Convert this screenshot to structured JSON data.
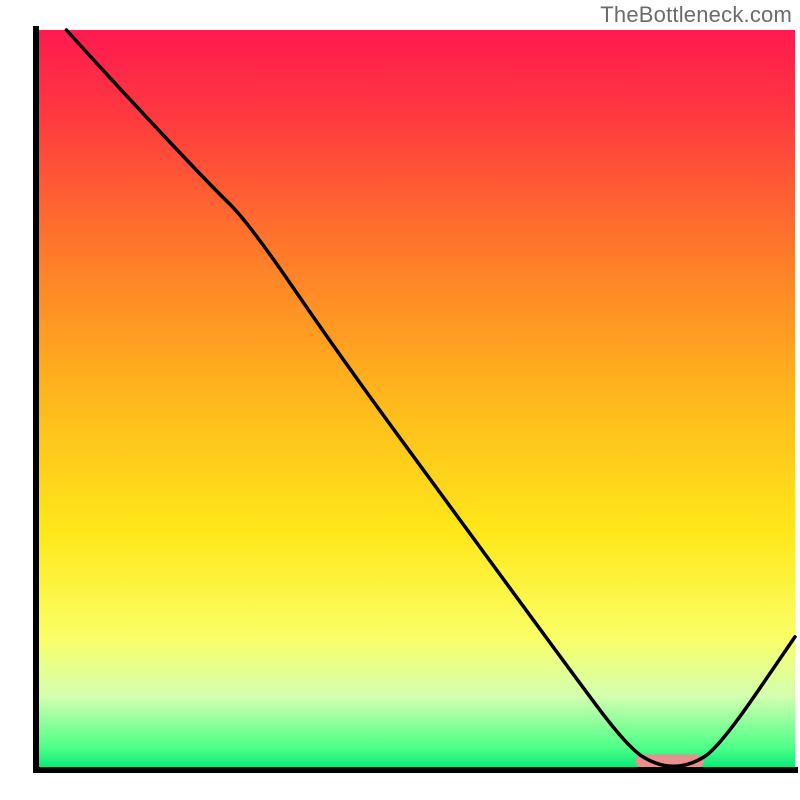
{
  "watermark": "TheBottleneck.com",
  "chart_data": {
    "type": "line",
    "title": "",
    "xlabel": "",
    "ylabel": "",
    "xlim": [
      0,
      100
    ],
    "ylim": [
      0,
      100
    ],
    "grid": false,
    "legend": false,
    "gradient": {
      "type": "vertical",
      "stops": [
        {
          "offset": 0.0,
          "color": "#ff1a4f"
        },
        {
          "offset": 0.12,
          "color": "#ff3a3f"
        },
        {
          "offset": 0.3,
          "color": "#ff7a2a"
        },
        {
          "offset": 0.5,
          "color": "#ffb81c"
        },
        {
          "offset": 0.68,
          "color": "#ffe81a"
        },
        {
          "offset": 0.82,
          "color": "#faff66"
        },
        {
          "offset": 0.9,
          "color": "#d4ffb0"
        },
        {
          "offset": 0.97,
          "color": "#4dff88"
        },
        {
          "offset": 1.0,
          "color": "#00e676"
        }
      ]
    },
    "axes": {
      "color": "#000000",
      "width": 6
    },
    "series": [
      {
        "name": "bottleneck-curve",
        "color": "#000000",
        "width": 3.5,
        "x": [
          4,
          12,
          23,
          28,
          40,
          55,
          70,
          78,
          82,
          86,
          90,
          100
        ],
        "y": [
          100,
          91,
          79,
          74,
          56,
          35,
          14,
          3,
          0.5,
          0.5,
          3,
          18
        ]
      }
    ],
    "marker": {
      "name": "optimal-range",
      "shape": "rounded-bar",
      "color": "#e88f8f",
      "x_start": 79,
      "x_end": 88,
      "y": 1.2,
      "height_frac": 0.018
    }
  }
}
+ + + + +
SET PROBLEM: Produce an exact copy of each line of data, skipping embedded images.

RIGHT ANSWER:
Convert this screenshot to structured JSON data.
{
  "watermark": "TheBottleneck.com",
  "chart_data": {
    "type": "line",
    "title": "",
    "xlabel": "",
    "ylabel": "",
    "xlim": [
      0,
      100
    ],
    "ylim": [
      0,
      100
    ],
    "grid": false,
    "legend": false,
    "gradient": {
      "type": "vertical",
      "stops": [
        {
          "offset": 0.0,
          "color": "#ff1a4f"
        },
        {
          "offset": 0.12,
          "color": "#ff3a3f"
        },
        {
          "offset": 0.3,
          "color": "#ff7a2a"
        },
        {
          "offset": 0.5,
          "color": "#ffb81c"
        },
        {
          "offset": 0.68,
          "color": "#ffe81a"
        },
        {
          "offset": 0.82,
          "color": "#faff66"
        },
        {
          "offset": 0.9,
          "color": "#d4ffb0"
        },
        {
          "offset": 0.97,
          "color": "#4dff88"
        },
        {
          "offset": 1.0,
          "color": "#00e676"
        }
      ]
    },
    "axes": {
      "color": "#000000",
      "width": 6
    },
    "series": [
      {
        "name": "bottleneck-curve",
        "color": "#000000",
        "width": 3.5,
        "x": [
          4,
          12,
          23,
          28,
          40,
          55,
          70,
          78,
          82,
          86,
          90,
          100
        ],
        "y": [
          100,
          91,
          79,
          74,
          56,
          35,
          14,
          3,
          0.5,
          0.5,
          3,
          18
        ]
      }
    ],
    "marker": {
      "name": "optimal-range",
      "shape": "rounded-bar",
      "color": "#e88f8f",
      "x_start": 79,
      "x_end": 88,
      "y": 1.2,
      "height_frac": 0.018
    }
  }
}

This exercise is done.